Stated task A - Rewrite the plan excerpt from "The rights and" to "for no consideration.", substituting "Committee" for "Board".
Stated task B - In the plan excerpt, which kind of stock option is excluded from the transfers the Committee may authorize?
Stated task C - Extend the plan excerpt from where it stops.

The determinations of the Committee under this Section 7 shall be final and binding upon all Participants, in the absence of revision by the Board.
8. Assignment and Transfer. No Award of a Stock Option or a related Stock Appreciation Right shall be transferable by a Participant or Director except by will or the laws of descent and distribution, and Stock Options and Stock Appreciation Rights may be exercised during a Participants or Directors lifetime only by the Participant or Director or the Participants or Directors guardian or legal representative. Notwithstanding the foregoing, the Committee may, in its discretion, authorize the transfer of all or a portion of a Stock Option and related Stock Appreciation Right (other than an incentive stock option), so long as such transfer is made for no consideration, to:
(a) A Participants or Directors spouse, children, grandchildren, parents, siblings and other family members approved by the Committee (collectively, Family Members);
(b) Trust(s) for the exclusive benefit of such Participant, Director, or Family Members; or
(c) Partnerships or limited liability companies in which such Participant, Director, or Family Members are at all times the only partners or members.
Any transfer to or for the benefit of Family Members permitted under this Plan may be made subject to such conditions or limitations as the Committee may establish to ensure compliance under the Federal securities laws, or for other purposes. Subject to the terms of the Award, a transferee-Family Member may exercise a Stock Option and/or related Stock Appreciation Right during or after the Participants or Directors lifetime.
The rights and interests of a Participant or Director with respect to any Award made under this Plan other than Stock Options and related Stock Appreciation Rights may not be assigned, encumbered or transferred except, in the event of the death of a Participant or Director, by will or the laws of descent and distribution; provided, however, that the Board is specifically authorized to permit assignment, encumbrance, and transfer of any such other Award if and to the extent it, in its sole discretion, determines that such assignment, encumbrance or transfer would not produce adverse consequences under tax or securities laws and such transfer is made for no consideration.

Data lines -
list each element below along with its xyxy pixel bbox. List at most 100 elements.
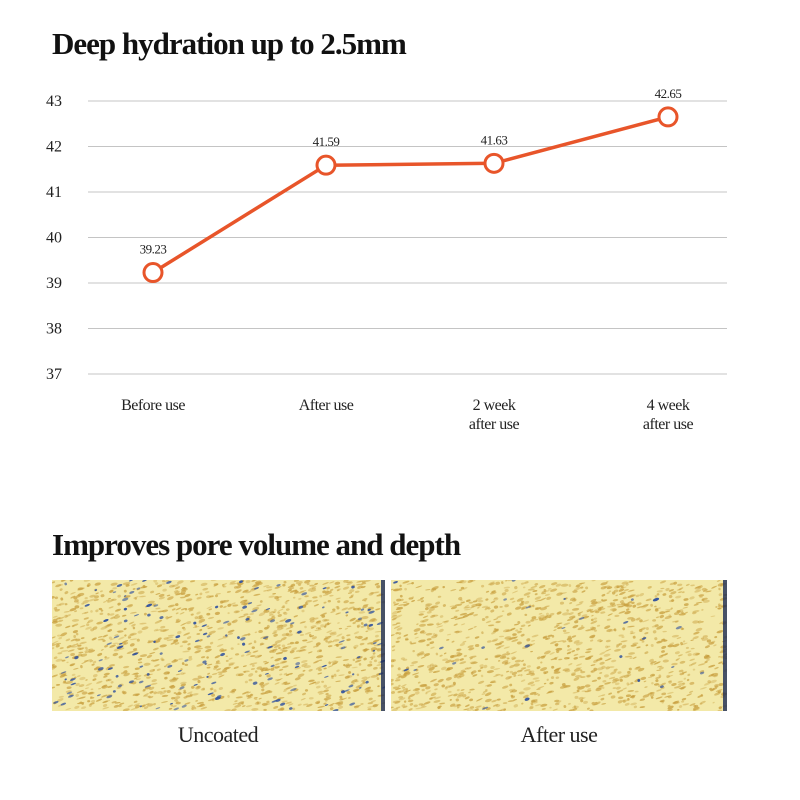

Exercise output A -
The rights and interests of a Participant or Director with respect to any Award made under this Plan other than Stock Options and related Stock Appreciation Rights may not be assigned, encumbered or transferred except, in the event of the death of a Participant or Director, by will or the laws of descent and distribution; provided, however, that the Committee is specifically authorized to permit assignment, encumbrance, and transfer of any such other Award if and to the extent it, in its sole discretion, determines that such assignment, encumbrance or transfer would not produce adverse consequences under tax or securities laws and such transfer is made for no consideration.

Exercise output B - An incentive stock option.

Exercise output C -
9. Change of Control. Except as the Board may expressly provide otherwise, in the event of a Change of Control:
(a) All Stock Options (including Director Stock Options) and Stock Appreciation Rights then outstanding shall become fully exercisable as of the date of the Change of Control;
(b) All restrictions and conditions with respect to all Awards of Restricted Shares then outstanding shall be deemed fully released or satisfied as of the date of the Change of Control, except as set forth in paragraph (d) below;
(c) All previously established Performance Targets necessary to achieve 100% of a Participants specified award level for Performance Shares shall be deemed to have been met as of the date of the Change of Control; and
(d) If the Change of Control occurs during a restriction period applicable to an Award of Restricted Shares or during a Performance Period applicable to a Performance Share Award, then Participants will be entitled to receive a prorata proportion of the Award that would have been distributed to them at the end of the applicable restriction period or Performance Period, based upon the portion of the applicable restriction period or Performance Period during which the Participants employment continued.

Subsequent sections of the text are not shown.